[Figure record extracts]
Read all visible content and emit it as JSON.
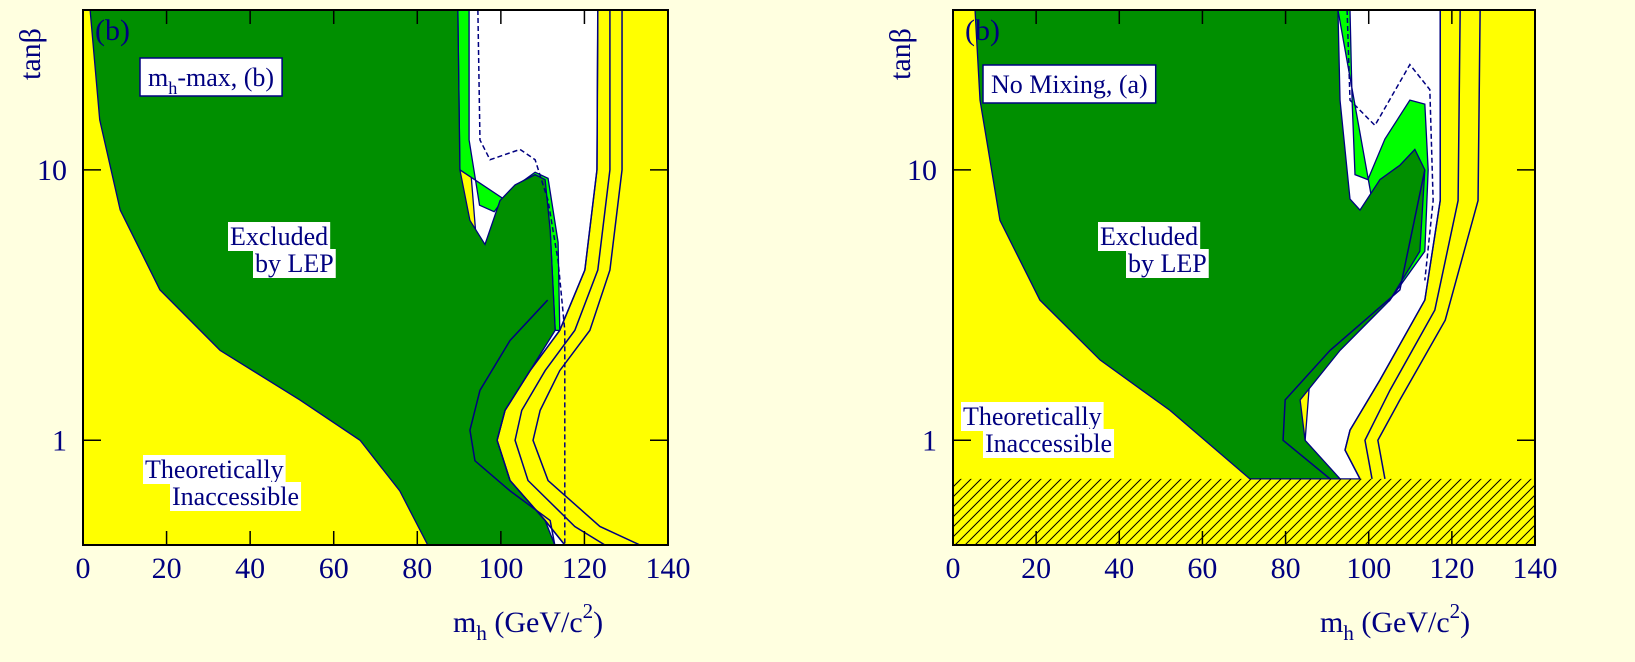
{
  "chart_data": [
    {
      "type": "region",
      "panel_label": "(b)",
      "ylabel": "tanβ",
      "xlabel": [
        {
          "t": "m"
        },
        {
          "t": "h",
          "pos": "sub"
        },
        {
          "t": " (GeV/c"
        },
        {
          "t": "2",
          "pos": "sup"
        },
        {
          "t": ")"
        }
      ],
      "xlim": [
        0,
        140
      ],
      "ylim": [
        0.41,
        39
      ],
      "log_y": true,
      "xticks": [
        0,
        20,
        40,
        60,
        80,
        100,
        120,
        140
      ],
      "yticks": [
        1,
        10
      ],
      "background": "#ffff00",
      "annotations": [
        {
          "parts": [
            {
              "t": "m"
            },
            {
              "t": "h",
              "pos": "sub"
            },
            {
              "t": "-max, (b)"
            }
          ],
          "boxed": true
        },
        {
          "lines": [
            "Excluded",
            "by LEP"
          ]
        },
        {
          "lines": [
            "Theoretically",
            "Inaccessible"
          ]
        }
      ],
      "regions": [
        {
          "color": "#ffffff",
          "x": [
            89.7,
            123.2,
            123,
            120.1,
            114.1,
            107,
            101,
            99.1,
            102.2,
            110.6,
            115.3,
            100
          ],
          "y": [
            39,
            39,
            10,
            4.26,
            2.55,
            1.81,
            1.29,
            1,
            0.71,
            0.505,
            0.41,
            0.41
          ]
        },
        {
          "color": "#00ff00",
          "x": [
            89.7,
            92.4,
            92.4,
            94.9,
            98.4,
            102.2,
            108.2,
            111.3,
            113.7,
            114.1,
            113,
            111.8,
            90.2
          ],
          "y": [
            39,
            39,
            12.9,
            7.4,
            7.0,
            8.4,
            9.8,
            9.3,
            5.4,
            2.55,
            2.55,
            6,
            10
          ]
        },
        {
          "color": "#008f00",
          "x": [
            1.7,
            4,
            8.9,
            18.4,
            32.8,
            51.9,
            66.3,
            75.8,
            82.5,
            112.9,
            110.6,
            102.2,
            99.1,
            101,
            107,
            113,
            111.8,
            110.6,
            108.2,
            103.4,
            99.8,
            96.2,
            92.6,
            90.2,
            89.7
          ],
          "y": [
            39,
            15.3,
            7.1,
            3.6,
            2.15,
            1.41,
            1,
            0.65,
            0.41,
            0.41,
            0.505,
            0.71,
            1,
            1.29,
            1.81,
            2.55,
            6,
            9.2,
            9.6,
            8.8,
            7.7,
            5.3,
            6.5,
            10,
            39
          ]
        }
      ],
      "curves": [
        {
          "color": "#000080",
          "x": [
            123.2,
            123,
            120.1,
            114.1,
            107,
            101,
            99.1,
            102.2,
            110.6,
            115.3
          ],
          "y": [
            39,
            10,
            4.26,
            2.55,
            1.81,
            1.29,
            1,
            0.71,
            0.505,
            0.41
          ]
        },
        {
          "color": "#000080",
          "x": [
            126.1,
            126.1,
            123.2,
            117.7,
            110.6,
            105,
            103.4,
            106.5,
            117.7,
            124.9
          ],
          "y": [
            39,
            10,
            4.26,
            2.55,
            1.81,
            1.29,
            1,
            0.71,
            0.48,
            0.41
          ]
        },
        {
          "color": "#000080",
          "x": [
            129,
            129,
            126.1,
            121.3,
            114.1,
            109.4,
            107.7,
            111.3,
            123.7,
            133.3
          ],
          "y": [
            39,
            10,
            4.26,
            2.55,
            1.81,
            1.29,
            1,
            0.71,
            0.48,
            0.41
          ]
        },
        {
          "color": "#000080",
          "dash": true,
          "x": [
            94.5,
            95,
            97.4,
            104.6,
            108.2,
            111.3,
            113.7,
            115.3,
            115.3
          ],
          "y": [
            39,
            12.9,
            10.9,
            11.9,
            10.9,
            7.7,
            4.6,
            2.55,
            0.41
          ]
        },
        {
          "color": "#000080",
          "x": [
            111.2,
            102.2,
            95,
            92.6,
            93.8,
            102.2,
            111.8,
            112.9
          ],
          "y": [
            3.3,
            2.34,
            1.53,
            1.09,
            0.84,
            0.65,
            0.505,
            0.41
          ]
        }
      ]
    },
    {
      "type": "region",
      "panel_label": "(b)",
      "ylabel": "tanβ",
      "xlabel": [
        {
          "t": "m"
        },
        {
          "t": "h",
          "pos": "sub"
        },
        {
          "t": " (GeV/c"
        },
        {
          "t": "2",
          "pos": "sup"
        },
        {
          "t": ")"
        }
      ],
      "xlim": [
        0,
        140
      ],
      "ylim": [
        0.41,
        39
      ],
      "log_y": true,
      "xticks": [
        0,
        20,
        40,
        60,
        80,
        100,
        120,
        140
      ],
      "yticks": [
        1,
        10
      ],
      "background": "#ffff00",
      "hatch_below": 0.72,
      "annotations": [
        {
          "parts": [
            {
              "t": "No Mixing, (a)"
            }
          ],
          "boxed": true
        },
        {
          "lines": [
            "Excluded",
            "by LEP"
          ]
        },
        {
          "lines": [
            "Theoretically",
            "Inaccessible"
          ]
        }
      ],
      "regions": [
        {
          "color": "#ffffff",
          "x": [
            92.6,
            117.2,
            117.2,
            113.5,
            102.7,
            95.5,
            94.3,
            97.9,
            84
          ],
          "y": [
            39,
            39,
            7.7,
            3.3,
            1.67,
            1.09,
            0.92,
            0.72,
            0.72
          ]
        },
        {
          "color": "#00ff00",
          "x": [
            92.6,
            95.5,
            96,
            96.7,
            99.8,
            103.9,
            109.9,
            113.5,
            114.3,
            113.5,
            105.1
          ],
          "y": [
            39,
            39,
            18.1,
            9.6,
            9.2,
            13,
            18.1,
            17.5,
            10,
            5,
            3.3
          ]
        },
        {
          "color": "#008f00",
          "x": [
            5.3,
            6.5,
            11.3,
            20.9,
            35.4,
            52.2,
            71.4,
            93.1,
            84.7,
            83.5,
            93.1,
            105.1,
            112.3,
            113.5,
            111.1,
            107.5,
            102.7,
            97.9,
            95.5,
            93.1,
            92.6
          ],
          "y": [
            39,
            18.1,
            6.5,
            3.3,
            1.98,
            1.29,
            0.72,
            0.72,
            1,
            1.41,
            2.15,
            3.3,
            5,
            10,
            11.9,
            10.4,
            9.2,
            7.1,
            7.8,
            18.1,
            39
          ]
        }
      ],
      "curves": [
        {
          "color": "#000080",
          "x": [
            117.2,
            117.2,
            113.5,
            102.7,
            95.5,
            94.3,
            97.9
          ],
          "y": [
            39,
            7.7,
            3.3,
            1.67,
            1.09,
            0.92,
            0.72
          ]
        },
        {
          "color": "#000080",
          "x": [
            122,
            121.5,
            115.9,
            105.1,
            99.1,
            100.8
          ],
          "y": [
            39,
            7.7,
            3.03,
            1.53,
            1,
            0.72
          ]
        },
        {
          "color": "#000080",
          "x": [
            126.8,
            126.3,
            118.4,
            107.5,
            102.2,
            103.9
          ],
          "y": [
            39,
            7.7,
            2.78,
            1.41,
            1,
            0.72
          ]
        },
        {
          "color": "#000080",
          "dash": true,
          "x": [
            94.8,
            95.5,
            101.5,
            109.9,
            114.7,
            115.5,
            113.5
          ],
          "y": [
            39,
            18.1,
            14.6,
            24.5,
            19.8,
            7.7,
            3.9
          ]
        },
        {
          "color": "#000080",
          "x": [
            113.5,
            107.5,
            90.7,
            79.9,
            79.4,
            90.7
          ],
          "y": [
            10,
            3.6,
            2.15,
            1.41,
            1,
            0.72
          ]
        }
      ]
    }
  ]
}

**Work instructions:**
Transcribe the full listing character for character. Pictures are excluded.

**Solution for this problem:**
Read all visible content and emit it as JSON.
{
  "chart_data": [
    {
      "type": "region",
      "panel_label": "(b)",
      "ylabel": "tanβ",
      "xlabel": [
        {
          "t": "m"
        },
        {
          "t": "h",
          "pos": "sub"
        },
        {
          "t": " (GeV/c"
        },
        {
          "t": "2",
          "pos": "sup"
        },
        {
          "t": ")"
        }
      ],
      "xlim": [
        0,
        140
      ],
      "ylim": [
        0.41,
        39
      ],
      "log_y": true,
      "xticks": [
        0,
        20,
        40,
        60,
        80,
        100,
        120,
        140
      ],
      "yticks": [
        1,
        10
      ],
      "background": "#ffff00",
      "annotations": [
        {
          "parts": [
            {
              "t": "m"
            },
            {
              "t": "h",
              "pos": "sub"
            },
            {
              "t": "-max, (b)"
            }
          ],
          "boxed": true
        },
        {
          "lines": [
            "Excluded",
            "by LEP"
          ]
        },
        {
          "lines": [
            "Theoretically",
            "Inaccessible"
          ]
        }
      ],
      "regions": [
        {
          "color": "#ffffff",
          "x": [
            89.7,
            123.2,
            123,
            120.1,
            114.1,
            107,
            101,
            99.1,
            102.2,
            110.6,
            115.3,
            100
          ],
          "y": [
            39,
            39,
            10,
            4.26,
            2.55,
            1.81,
            1.29,
            1,
            0.71,
            0.505,
            0.41,
            0.41
          ]
        },
        {
          "color": "#00ff00",
          "x": [
            89.7,
            92.4,
            92.4,
            94.9,
            98.4,
            102.2,
            108.2,
            111.3,
            113.7,
            114.1,
            113,
            111.8,
            90.2
          ],
          "y": [
            39,
            39,
            12.9,
            7.4,
            7.0,
            8.4,
            9.8,
            9.3,
            5.4,
            2.55,
            2.55,
            6,
            10
          ]
        },
        {
          "color": "#008f00",
          "x": [
            1.7,
            4,
            8.9,
            18.4,
            32.8,
            51.9,
            66.3,
            75.8,
            82.5,
            112.9,
            110.6,
            102.2,
            99.1,
            101,
            107,
            113,
            111.8,
            110.6,
            108.2,
            103.4,
            99.8,
            96.2,
            92.6,
            90.2,
            89.7
          ],
          "y": [
            39,
            15.3,
            7.1,
            3.6,
            2.15,
            1.41,
            1,
            0.65,
            0.41,
            0.41,
            0.505,
            0.71,
            1,
            1.29,
            1.81,
            2.55,
            6,
            9.2,
            9.6,
            8.8,
            7.7,
            5.3,
            6.5,
            10,
            39
          ]
        }
      ],
      "curves": [
        {
          "color": "#000080",
          "x": [
            123.2,
            123,
            120.1,
            114.1,
            107,
            101,
            99.1,
            102.2,
            110.6,
            115.3
          ],
          "y": [
            39,
            10,
            4.26,
            2.55,
            1.81,
            1.29,
            1,
            0.71,
            0.505,
            0.41
          ]
        },
        {
          "color": "#000080",
          "x": [
            126.1,
            126.1,
            123.2,
            117.7,
            110.6,
            105,
            103.4,
            106.5,
            117.7,
            124.9
          ],
          "y": [
            39,
            10,
            4.26,
            2.55,
            1.81,
            1.29,
            1,
            0.71,
            0.48,
            0.41
          ]
        },
        {
          "color": "#000080",
          "x": [
            129,
            129,
            126.1,
            121.3,
            114.1,
            109.4,
            107.7,
            111.3,
            123.7,
            133.3
          ],
          "y": [
            39,
            10,
            4.26,
            2.55,
            1.81,
            1.29,
            1,
            0.71,
            0.48,
            0.41
          ]
        },
        {
          "color": "#000080",
          "dash": true,
          "x": [
            94.5,
            95,
            97.4,
            104.6,
            108.2,
            111.3,
            113.7,
            115.3,
            115.3
          ],
          "y": [
            39,
            12.9,
            10.9,
            11.9,
            10.9,
            7.7,
            4.6,
            2.55,
            0.41
          ]
        },
        {
          "color": "#000080",
          "x": [
            111.2,
            102.2,
            95,
            92.6,
            93.8,
            102.2,
            111.8,
            112.9
          ],
          "y": [
            3.3,
            2.34,
            1.53,
            1.09,
            0.84,
            0.65,
            0.505,
            0.41
          ]
        }
      ]
    },
    {
      "type": "region",
      "panel_label": "(b)",
      "ylabel": "tanβ",
      "xlabel": [
        {
          "t": "m"
        },
        {
          "t": "h",
          "pos": "sub"
        },
        {
          "t": " (GeV/c"
        },
        {
          "t": "2",
          "pos": "sup"
        },
        {
          "t": ")"
        }
      ],
      "xlim": [
        0,
        140
      ],
      "ylim": [
        0.41,
        39
      ],
      "log_y": true,
      "xticks": [
        0,
        20,
        40,
        60,
        80,
        100,
        120,
        140
      ],
      "yticks": [
        1,
        10
      ],
      "background": "#ffff00",
      "hatch_below": 0.72,
      "annotations": [
        {
          "parts": [
            {
              "t": "No Mixing, (a)"
            }
          ],
          "boxed": true
        },
        {
          "lines": [
            "Excluded",
            "by LEP"
          ]
        },
        {
          "lines": [
            "Theoretically",
            "Inaccessible"
          ]
        }
      ],
      "regions": [
        {
          "color": "#ffffff",
          "x": [
            92.6,
            117.2,
            117.2,
            113.5,
            102.7,
            95.5,
            94.3,
            97.9,
            84
          ],
          "y": [
            39,
            39,
            7.7,
            3.3,
            1.67,
            1.09,
            0.92,
            0.72,
            0.72
          ]
        },
        {
          "color": "#00ff00",
          "x": [
            92.6,
            95.5,
            96,
            96.7,
            99.8,
            103.9,
            109.9,
            113.5,
            114.3,
            113.5,
            105.1
          ],
          "y": [
            39,
            39,
            18.1,
            9.6,
            9.2,
            13,
            18.1,
            17.5,
            10,
            5,
            3.3
          ]
        },
        {
          "color": "#008f00",
          "x": [
            5.3,
            6.5,
            11.3,
            20.9,
            35.4,
            52.2,
            71.4,
            93.1,
            84.7,
            83.5,
            93.1,
            105.1,
            112.3,
            113.5,
            111.1,
            107.5,
            102.7,
            97.9,
            95.5,
            93.1,
            92.6
          ],
          "y": [
            39,
            18.1,
            6.5,
            3.3,
            1.98,
            1.29,
            0.72,
            0.72,
            1,
            1.41,
            2.15,
            3.3,
            5,
            10,
            11.9,
            10.4,
            9.2,
            7.1,
            7.8,
            18.1,
            39
          ]
        }
      ],
      "curves": [
        {
          "color": "#000080",
          "x": [
            117.2,
            117.2,
            113.5,
            102.7,
            95.5,
            94.3,
            97.9
          ],
          "y": [
            39,
            7.7,
            3.3,
            1.67,
            1.09,
            0.92,
            0.72
          ]
        },
        {
          "color": "#000080",
          "x": [
            122,
            121.5,
            115.9,
            105.1,
            99.1,
            100.8
          ],
          "y": [
            39,
            7.7,
            3.03,
            1.53,
            1,
            0.72
          ]
        },
        {
          "color": "#000080",
          "x": [
            126.8,
            126.3,
            118.4,
            107.5,
            102.2,
            103.9
          ],
          "y": [
            39,
            7.7,
            2.78,
            1.41,
            1,
            0.72
          ]
        },
        {
          "color": "#000080",
          "dash": true,
          "x": [
            94.8,
            95.5,
            101.5,
            109.9,
            114.7,
            115.5,
            113.5
          ],
          "y": [
            39,
            18.1,
            14.6,
            24.5,
            19.8,
            7.7,
            3.9
          ]
        },
        {
          "color": "#000080",
          "x": [
            113.5,
            107.5,
            90.7,
            79.9,
            79.4,
            90.7
          ],
          "y": [
            10,
            3.6,
            2.15,
            1.41,
            1,
            0.72
          ]
        }
      ]
    }
  ]
}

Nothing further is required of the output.